#### [Problem to work on]
Gather each line containing the string "What" from these entries.

Data entries for graphics
-- Begin --
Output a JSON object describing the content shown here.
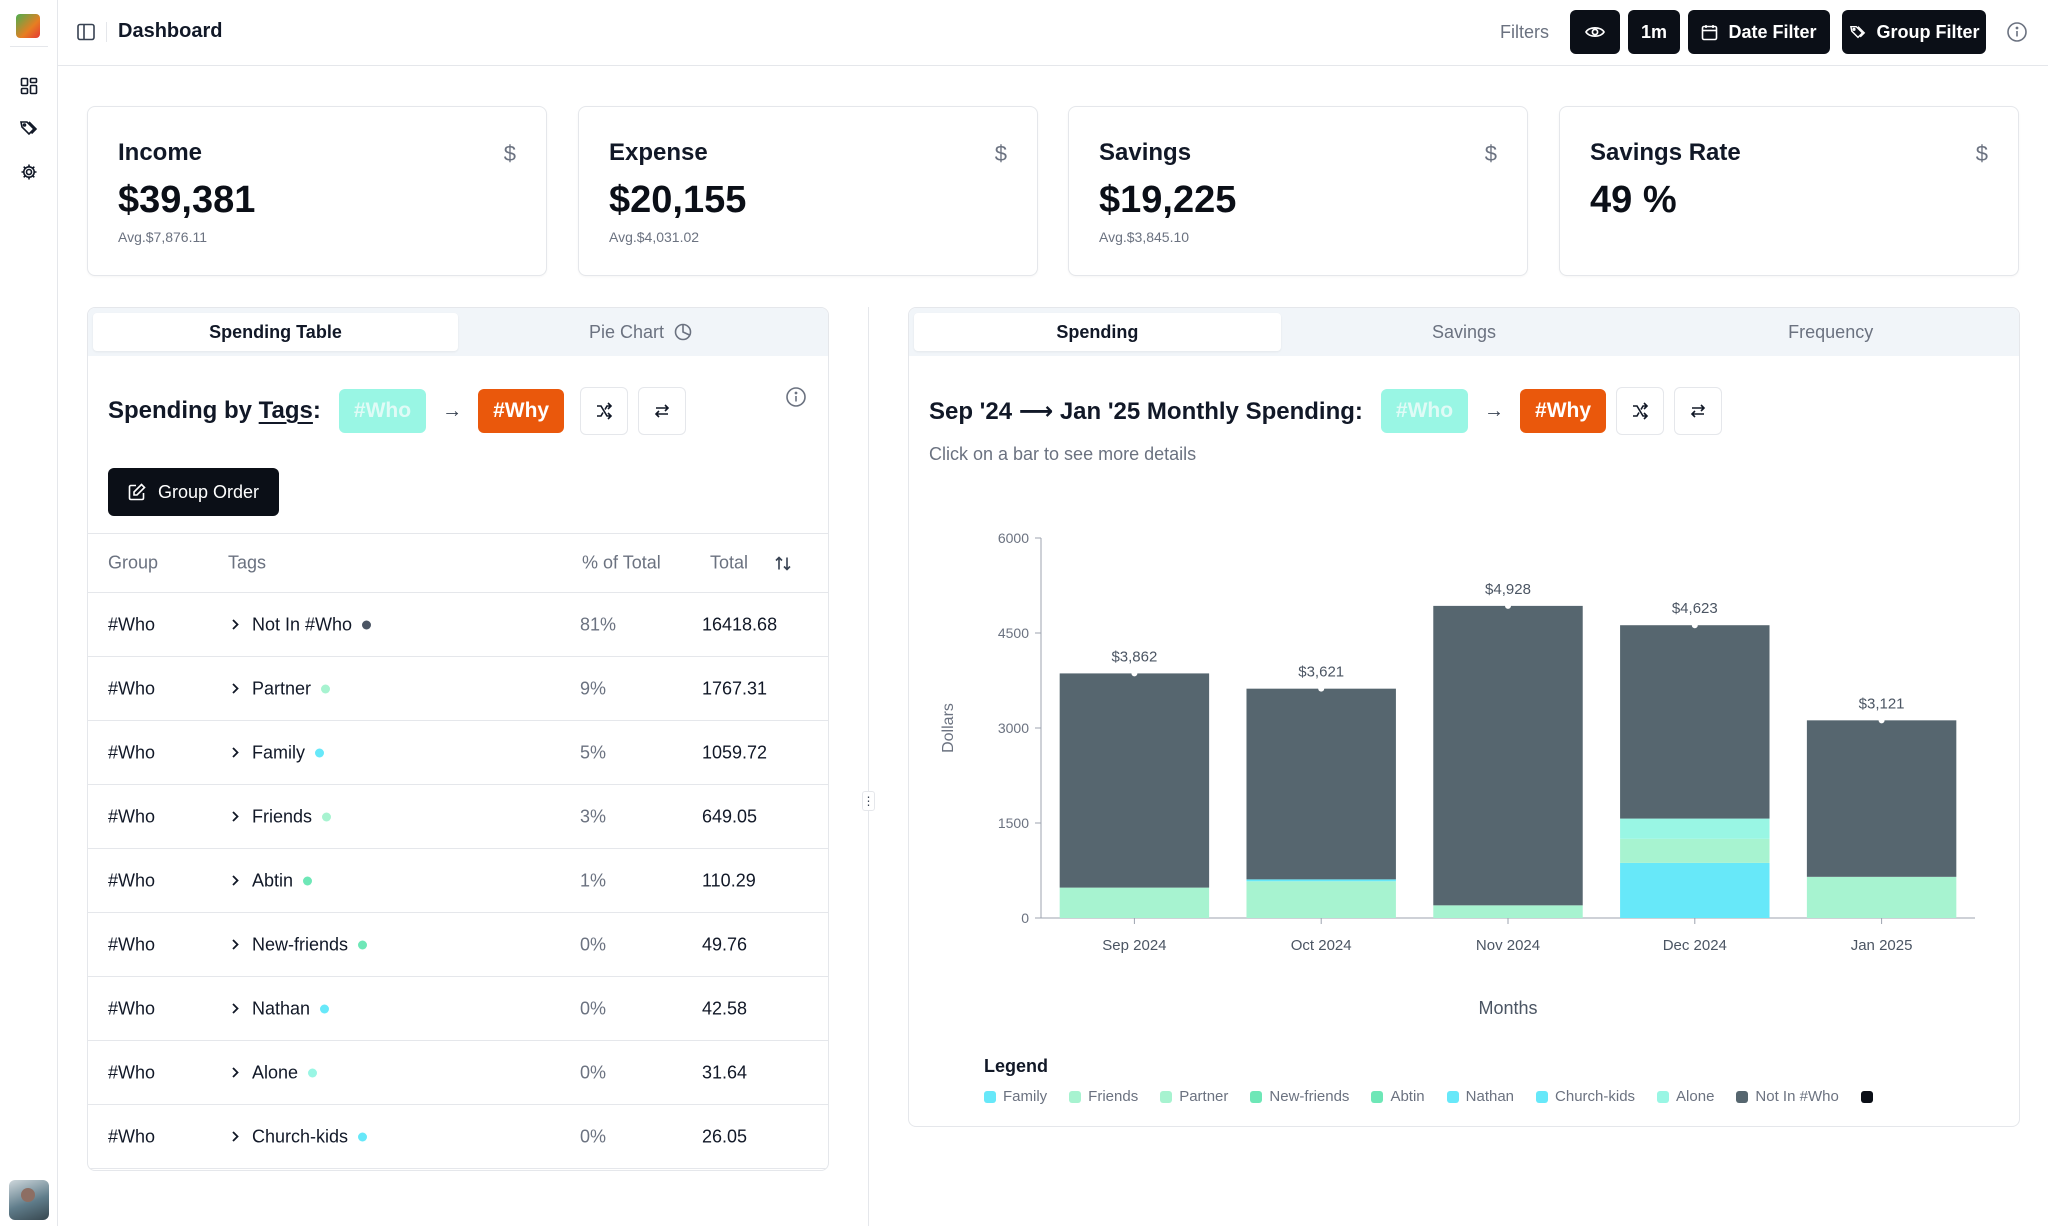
{
  "header": {
    "title": "Dashboard",
    "filters_label": "Filters",
    "period_label": "1m",
    "date_filter_label": "Date Filter",
    "group_filter_label": "Group Filter"
  },
  "kpis": [
    {
      "title": "Income",
      "currency": "$",
      "value": "$39,381",
      "avg": "Avg.$7,876.11"
    },
    {
      "title": "Expense",
      "currency": "$",
      "value": "$20,155",
      "avg": "Avg.$4,031.02"
    },
    {
      "title": "Savings",
      "currency": "$",
      "value": "$19,225",
      "avg": "Avg.$3,845.10"
    },
    {
      "title": "Savings Rate",
      "currency": "$",
      "value": "49 %",
      "avg": ""
    }
  ],
  "left_panel": {
    "tabs": [
      "Spending Table",
      "Pie Chart"
    ],
    "title_prefix": "Spending by ",
    "title_link": "Tags",
    "title_suffix": ":",
    "chip_who": "#Who",
    "chip_why": "#Why",
    "arrow": "→",
    "group_order_label": "Group Order",
    "columns": [
      "Group",
      "Tags",
      "% of Total",
      "Total"
    ],
    "rows": [
      {
        "group": "#Who",
        "tag": "Not In #Who",
        "pct": "81%",
        "total": "16418.68",
        "color": "#4b5563"
      },
      {
        "group": "#Who",
        "tag": "Partner",
        "pct": "9%",
        "total": "1767.31",
        "color": "#a7f3d0"
      },
      {
        "group": "#Who",
        "tag": "Family",
        "pct": "5%",
        "total": "1059.72",
        "color": "#67e8f9"
      },
      {
        "group": "#Who",
        "tag": "Friends",
        "pct": "3%",
        "total": "649.05",
        "color": "#a7f3d0"
      },
      {
        "group": "#Who",
        "tag": "Abtin",
        "pct": "1%",
        "total": "110.29",
        "color": "#6ee7b7"
      },
      {
        "group": "#Who",
        "tag": "New-friends",
        "pct": "0%",
        "total": "49.76",
        "color": "#6ee7b7"
      },
      {
        "group": "#Who",
        "tag": "Nathan",
        "pct": "0%",
        "total": "42.58",
        "color": "#67e8f9"
      },
      {
        "group": "#Who",
        "tag": "Alone",
        "pct": "0%",
        "total": "31.64",
        "color": "#99f6e4"
      },
      {
        "group": "#Who",
        "tag": "Church-kids",
        "pct": "0%",
        "total": "26.05",
        "color": "#67e8f9"
      }
    ]
  },
  "right_panel": {
    "tabs": [
      "Spending",
      "Savings",
      "Frequency"
    ],
    "title": "Sep '24 ⟶ Jan '25  Monthly Spending:",
    "chip_who": "#Who",
    "chip_why": "#Why",
    "arrow": "→",
    "subtitle": "Click on a bar to see more details",
    "legend_title": "Legend"
  },
  "colors": {
    "accent_orange": "#ea580c",
    "accent_teal": "#99f6e4",
    "bar_dark": "#56666f"
  },
  "chart_data": {
    "type": "bar",
    "stacked": true,
    "title": "Sep '24 ⟶ Jan '25 Monthly Spending",
    "xlabel": "Months",
    "ylabel": "Dollars",
    "ylim": [
      0,
      6000
    ],
    "yticks": [
      0,
      1500,
      3000,
      4500,
      6000
    ],
    "categories": [
      "Sep 2024",
      "Oct 2024",
      "Nov 2024",
      "Dec 2024",
      "Jan 2025"
    ],
    "totals_labels": [
      "$3,862",
      "$3,621",
      "$4,928",
      "$4,623",
      "$3,121"
    ],
    "totals": [
      3862,
      3621,
      4928,
      4623,
      3121
    ],
    "series": [
      {
        "name": "Family",
        "color": "#67e8f9",
        "values": [
          0,
          0,
          0,
          870,
          0
        ]
      },
      {
        "name": "Friends",
        "color": "#a7f3d0",
        "values": [
          0,
          0,
          0,
          380,
          0
        ]
      },
      {
        "name": "Partner",
        "color": "#a7f3d0",
        "values": [
          480,
          580,
          200,
          0,
          650
        ]
      },
      {
        "name": "New-friends",
        "color": "#6ee7b7",
        "values": [
          0,
          0,
          0,
          0,
          0
        ]
      },
      {
        "name": "Abtin",
        "color": "#6ee7b7",
        "values": [
          0,
          0,
          0,
          0,
          0
        ]
      },
      {
        "name": "Nathan",
        "color": "#67e8f9",
        "values": [
          0,
          0,
          0,
          0,
          0
        ]
      },
      {
        "name": "Church-kids",
        "color": "#67e8f9",
        "values": [
          0,
          30,
          0,
          0,
          0
        ]
      },
      {
        "name": "Alone",
        "color": "#99f6e4",
        "values": [
          0,
          0,
          0,
          320,
          0
        ]
      },
      {
        "name": "Not In #Who",
        "color": "#56666f",
        "values": [
          3382,
          3011,
          4728,
          3053,
          2471
        ]
      },
      {
        "name": "",
        "color": "#0b0f17",
        "values": [
          0,
          0,
          0,
          0,
          0
        ]
      }
    ]
  }
}
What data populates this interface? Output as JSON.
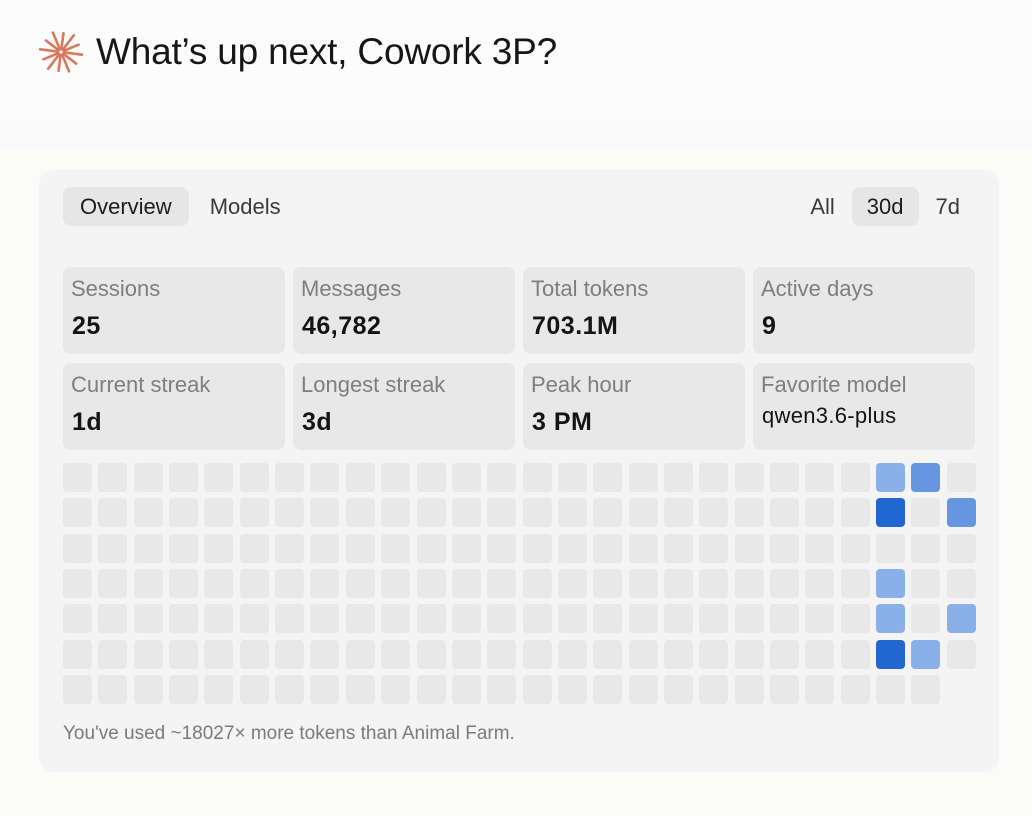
{
  "header": {
    "greeting": "What’s up next, Cowork 3P?",
    "icon": "asterisk-spark-icon",
    "icon_color": "#d9795a"
  },
  "tabs": [
    {
      "label": "Overview",
      "active": true
    },
    {
      "label": "Models",
      "active": false
    }
  ],
  "ranges": [
    {
      "label": "All",
      "active": false
    },
    {
      "label": "30d",
      "active": true
    },
    {
      "label": "7d",
      "active": false
    }
  ],
  "stats": [
    {
      "label": "Sessions",
      "value": "25"
    },
    {
      "label": "Messages",
      "value": "46,782"
    },
    {
      "label": "Total tokens",
      "value": "703.1M"
    },
    {
      "label": "Active days",
      "value": "9"
    },
    {
      "label": "Current streak",
      "value": "1d"
    },
    {
      "label": "Longest streak",
      "value": "3d"
    },
    {
      "label": "Peak hour",
      "value": "3 PM"
    },
    {
      "label": "Favorite model",
      "value": "qwen3.6-plus"
    }
  ],
  "heatmap": {
    "columns": 26,
    "rows": 7,
    "last_column_rows": 6,
    "levels": {
      "0": "#e8e8e8",
      "1": "#8ab0ea",
      "2": "#6596e1",
      "3": "#2266d0"
    },
    "active_cells": [
      {
        "col": 23,
        "row": 0,
        "level": 1
      },
      {
        "col": 24,
        "row": 0,
        "level": 2
      },
      {
        "col": 23,
        "row": 1,
        "level": 3
      },
      {
        "col": 25,
        "row": 1,
        "level": 2
      },
      {
        "col": 23,
        "row": 3,
        "level": 1
      },
      {
        "col": 23,
        "row": 4,
        "level": 1
      },
      {
        "col": 25,
        "row": 4,
        "level": 1
      },
      {
        "col": 23,
        "row": 5,
        "level": 3
      },
      {
        "col": 24,
        "row": 5,
        "level": 1
      }
    ]
  },
  "footnote": "You've used ~18027× more tokens than Animal Farm."
}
-- End --
#### [Response]
What data populates this interface? Output as JSON.
    "greeting": "What’s up next, Cowork 3P?",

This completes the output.